Data extracted from a collection:
(begin)

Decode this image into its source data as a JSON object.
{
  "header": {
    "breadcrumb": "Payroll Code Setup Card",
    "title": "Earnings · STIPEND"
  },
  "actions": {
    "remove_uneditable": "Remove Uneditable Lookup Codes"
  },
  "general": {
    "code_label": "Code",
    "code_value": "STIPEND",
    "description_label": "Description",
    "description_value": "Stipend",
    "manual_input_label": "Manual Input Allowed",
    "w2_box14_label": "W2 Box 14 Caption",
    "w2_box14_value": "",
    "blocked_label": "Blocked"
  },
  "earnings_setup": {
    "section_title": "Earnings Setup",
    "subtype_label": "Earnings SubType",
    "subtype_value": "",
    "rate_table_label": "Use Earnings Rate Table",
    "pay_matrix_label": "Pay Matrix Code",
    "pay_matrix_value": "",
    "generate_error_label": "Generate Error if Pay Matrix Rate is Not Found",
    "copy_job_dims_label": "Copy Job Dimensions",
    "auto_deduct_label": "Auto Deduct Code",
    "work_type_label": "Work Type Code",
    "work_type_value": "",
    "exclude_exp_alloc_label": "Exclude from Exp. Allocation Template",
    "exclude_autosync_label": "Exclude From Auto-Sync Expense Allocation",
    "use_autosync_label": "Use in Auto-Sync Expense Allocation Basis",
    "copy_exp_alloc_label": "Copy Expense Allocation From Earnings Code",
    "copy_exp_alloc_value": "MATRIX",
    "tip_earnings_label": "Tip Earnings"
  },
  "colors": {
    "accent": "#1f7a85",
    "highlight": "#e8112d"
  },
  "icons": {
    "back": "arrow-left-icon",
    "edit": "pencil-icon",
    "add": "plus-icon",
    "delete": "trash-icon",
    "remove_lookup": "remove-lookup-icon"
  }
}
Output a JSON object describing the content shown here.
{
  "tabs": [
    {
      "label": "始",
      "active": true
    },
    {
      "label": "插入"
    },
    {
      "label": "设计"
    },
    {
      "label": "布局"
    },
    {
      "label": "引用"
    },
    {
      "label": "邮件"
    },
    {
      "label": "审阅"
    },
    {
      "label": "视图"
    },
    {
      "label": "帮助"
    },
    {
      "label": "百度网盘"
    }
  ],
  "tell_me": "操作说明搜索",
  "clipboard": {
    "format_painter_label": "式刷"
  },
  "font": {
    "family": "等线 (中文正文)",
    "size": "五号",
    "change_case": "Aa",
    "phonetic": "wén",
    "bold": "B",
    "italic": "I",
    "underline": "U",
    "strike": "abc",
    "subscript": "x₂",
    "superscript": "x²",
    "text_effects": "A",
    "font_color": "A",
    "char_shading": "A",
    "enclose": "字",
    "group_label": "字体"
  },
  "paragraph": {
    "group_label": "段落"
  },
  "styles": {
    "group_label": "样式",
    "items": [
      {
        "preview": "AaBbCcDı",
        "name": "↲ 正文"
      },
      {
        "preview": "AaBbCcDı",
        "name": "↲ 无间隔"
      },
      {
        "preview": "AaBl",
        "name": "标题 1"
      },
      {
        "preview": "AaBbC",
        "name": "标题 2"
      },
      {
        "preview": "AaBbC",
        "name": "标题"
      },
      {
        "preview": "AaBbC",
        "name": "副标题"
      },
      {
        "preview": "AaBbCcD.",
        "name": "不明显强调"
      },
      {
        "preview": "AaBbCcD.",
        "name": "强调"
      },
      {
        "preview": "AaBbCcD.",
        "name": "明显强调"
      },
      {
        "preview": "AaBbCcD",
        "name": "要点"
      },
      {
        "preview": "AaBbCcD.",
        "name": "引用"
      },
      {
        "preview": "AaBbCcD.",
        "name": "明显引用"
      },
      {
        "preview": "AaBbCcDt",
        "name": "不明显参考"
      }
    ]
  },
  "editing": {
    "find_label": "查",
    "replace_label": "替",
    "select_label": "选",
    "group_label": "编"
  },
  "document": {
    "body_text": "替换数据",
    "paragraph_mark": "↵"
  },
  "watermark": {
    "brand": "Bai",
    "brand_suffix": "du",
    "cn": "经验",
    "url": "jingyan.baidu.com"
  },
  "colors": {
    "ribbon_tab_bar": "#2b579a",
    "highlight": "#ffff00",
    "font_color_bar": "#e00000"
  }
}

(end)

● GOAL:
Report all lines of the data that include the word "object".

● THE OUTPUT:
Decode this image into its source data as a JSON object.
Output a JSON object describing the content shown here.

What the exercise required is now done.